Document structure recognition data
◇ ◇ ◇

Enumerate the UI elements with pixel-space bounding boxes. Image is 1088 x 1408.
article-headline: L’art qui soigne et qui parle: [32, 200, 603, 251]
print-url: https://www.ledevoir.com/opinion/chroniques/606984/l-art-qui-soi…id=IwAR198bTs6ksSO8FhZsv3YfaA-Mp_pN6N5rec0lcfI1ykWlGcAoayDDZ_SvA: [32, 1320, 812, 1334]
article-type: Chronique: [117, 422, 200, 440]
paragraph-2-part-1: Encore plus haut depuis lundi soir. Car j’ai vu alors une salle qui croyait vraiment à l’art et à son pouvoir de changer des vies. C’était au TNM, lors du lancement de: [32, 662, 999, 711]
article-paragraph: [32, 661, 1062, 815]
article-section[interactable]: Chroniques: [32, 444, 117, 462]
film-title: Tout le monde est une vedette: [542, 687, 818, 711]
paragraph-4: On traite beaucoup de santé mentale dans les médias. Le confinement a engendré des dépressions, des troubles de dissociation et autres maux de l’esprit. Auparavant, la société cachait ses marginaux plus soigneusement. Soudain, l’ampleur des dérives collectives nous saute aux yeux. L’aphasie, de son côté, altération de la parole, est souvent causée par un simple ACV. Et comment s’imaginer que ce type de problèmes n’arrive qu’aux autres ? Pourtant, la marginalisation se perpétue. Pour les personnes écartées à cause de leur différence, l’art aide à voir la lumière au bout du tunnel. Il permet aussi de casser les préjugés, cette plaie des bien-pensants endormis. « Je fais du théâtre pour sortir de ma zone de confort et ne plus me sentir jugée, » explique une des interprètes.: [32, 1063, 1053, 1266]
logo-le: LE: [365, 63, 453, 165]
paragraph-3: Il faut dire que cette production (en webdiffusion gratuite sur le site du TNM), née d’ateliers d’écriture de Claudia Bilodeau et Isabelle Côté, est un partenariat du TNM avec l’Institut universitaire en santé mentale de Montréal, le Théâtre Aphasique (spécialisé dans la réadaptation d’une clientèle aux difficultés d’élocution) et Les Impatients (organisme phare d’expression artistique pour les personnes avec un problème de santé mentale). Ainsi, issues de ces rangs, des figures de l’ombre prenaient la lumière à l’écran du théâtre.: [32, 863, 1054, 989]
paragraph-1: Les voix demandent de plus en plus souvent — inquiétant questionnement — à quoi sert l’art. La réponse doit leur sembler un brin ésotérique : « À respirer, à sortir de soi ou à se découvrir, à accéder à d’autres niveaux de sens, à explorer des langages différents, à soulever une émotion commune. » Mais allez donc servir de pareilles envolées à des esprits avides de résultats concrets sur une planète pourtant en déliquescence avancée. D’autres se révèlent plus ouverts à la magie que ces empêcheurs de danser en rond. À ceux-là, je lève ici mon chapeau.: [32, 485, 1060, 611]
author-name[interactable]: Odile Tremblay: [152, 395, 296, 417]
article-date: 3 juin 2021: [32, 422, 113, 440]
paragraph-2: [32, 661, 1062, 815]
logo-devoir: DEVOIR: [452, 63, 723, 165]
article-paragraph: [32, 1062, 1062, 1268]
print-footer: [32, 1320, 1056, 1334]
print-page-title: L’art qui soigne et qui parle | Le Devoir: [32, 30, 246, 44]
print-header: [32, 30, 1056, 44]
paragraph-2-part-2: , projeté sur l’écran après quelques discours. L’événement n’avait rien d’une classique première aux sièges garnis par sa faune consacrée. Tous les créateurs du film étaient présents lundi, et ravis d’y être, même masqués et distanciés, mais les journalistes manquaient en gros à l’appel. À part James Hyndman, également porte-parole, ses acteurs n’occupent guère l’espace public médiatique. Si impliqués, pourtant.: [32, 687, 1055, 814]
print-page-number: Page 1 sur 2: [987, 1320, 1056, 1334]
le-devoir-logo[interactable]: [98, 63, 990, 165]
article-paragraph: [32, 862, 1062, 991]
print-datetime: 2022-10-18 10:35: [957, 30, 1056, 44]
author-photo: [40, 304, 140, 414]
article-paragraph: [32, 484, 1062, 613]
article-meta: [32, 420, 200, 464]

◇ ◇ ◇

Set the data down once more, exactly as it stands.

Enumerate the UI elements with pixel-space bounding boxes. Image is 1088 x 1408.
article-headline: L’art qui soigne et qui parle: [32, 200, 603, 251]
print-url: https://www.ledevoir.com/opinion/chroniques/606984/l-art-qui-soi…id=IwAR198bTs6ksSO8FhZsv3YfaA-Mp_pN6N5rec0lcfI1ykWlGcAoayDDZ_SvA: [32, 1320, 812, 1334]
article-type: Chronique: [117, 422, 200, 440]
paragraph-2-part-1: Encore plus haut depuis lundi soir. Car j’ai vu alors une salle qui croyait vraiment à l’art et à son pouvoir de changer des vies. C’était au TNM, lors du lancement de: [32, 662, 999, 711]
article-paragraph: [32, 661, 1062, 815]
article-section[interactable]: Chroniques: [32, 444, 117, 462]
film-title: Tout le monde est une vedette: [542, 687, 818, 711]
paragraph-4: On traite beaucoup de santé mentale dans les médias. Le confinement a engendré des dépressions, des troubles de dissociation et autres maux de l’esprit. Auparavant, la société cachait ses marginaux plus soigneusement. Soudain, l’ampleur des dérives collectives nous saute aux yeux. L’aphasie, de son côté, altération de la parole, est souvent causée par un simple ACV. Et comment s’imaginer que ce type de problèmes n’arrive qu’aux autres ? Pourtant, la marginalisation se perpétue. Pour les personnes écartées à cause de leur différence, l’art aide à voir la lumière au bout du tunnel. Il permet aussi de casser les préjugés, cette plaie des bien-pensants endormis. « Je fais du théâtre pour sortir de ma zone de confort et ne plus me sentir jugée, » explique une des interprètes.: [32, 1063, 1053, 1266]
logo-le: LE: [365, 63, 453, 165]
paragraph-3: Il faut dire que cette production (en webdiffusion gratuite sur le site du TNM), née d’ateliers d’écriture de Claudia Bilodeau et Isabelle Côté, est un partenariat du TNM avec l’Institut universitaire en santé mentale de Montréal, le Théâtre Aphasique (spécialisé dans la réadaptation d’une clientèle aux difficultés d’élocution) et Les Impatients (organisme phare d’expression artistique pour les personnes avec un problème de santé mentale). Ainsi, issues de ces rangs, des figures de l’ombre prenaient la lumière à l’écran du théâtre.: [32, 863, 1054, 989]
paragraph-1: Les voix demandent de plus en plus souvent — inquiétant questionnement — à quoi sert l’art. La réponse doit leur sembler un brin ésotérique : « À respirer, à sortir de soi ou à se découvrir, à accéder à d’autres niveaux de sens, à explorer des langages différents, à soulever une émotion commune. » Mais allez donc servir de pareilles envolées à des esprits avides de résultats concrets sur une planète pourtant en déliquescence avancée. D’autres se révèlent plus ouverts à la magie que ces empêcheurs de danser en rond. À ceux-là, je lève ici mon chapeau.: [32, 485, 1060, 611]
author-name[interactable]: Odile Tremblay: [152, 395, 296, 417]
article-date: 3 juin 2021: [32, 422, 113, 440]
paragraph-2: [32, 661, 1062, 815]
logo-devoir: DEVOIR: [452, 63, 723, 165]
article-paragraph: [32, 1062, 1062, 1268]
print-footer: [32, 1320, 1056, 1334]
print-page-title: L’art qui soigne et qui parle | Le Devoir: [32, 30, 246, 44]
print-header: [32, 30, 1056, 44]
paragraph-2-part-2: , projeté sur l’écran après quelques discours. L’événement n’avait rien d’une classique première aux sièges garnis par sa faune consacrée. Tous les créateurs du film étaient présents lundi, et ravis d’y être, même masqués et distanciés, mais les journalistes manquaient en gros à l’appel. À part James Hyndman, également porte-parole, ses acteurs n’occupent guère l’espace public médiatique. Si impliqués, pourtant.: [32, 687, 1055, 814]
print-page-number: Page 1 sur 2: [987, 1320, 1056, 1334]
le-devoir-logo[interactable]: [98, 63, 990, 165]
article-paragraph: [32, 862, 1062, 991]
print-datetime: 2022-10-18 10:35: [957, 30, 1056, 44]
author-photo: [40, 304, 140, 414]
article-paragraph: [32, 484, 1062, 613]
article-meta: [32, 420, 200, 464]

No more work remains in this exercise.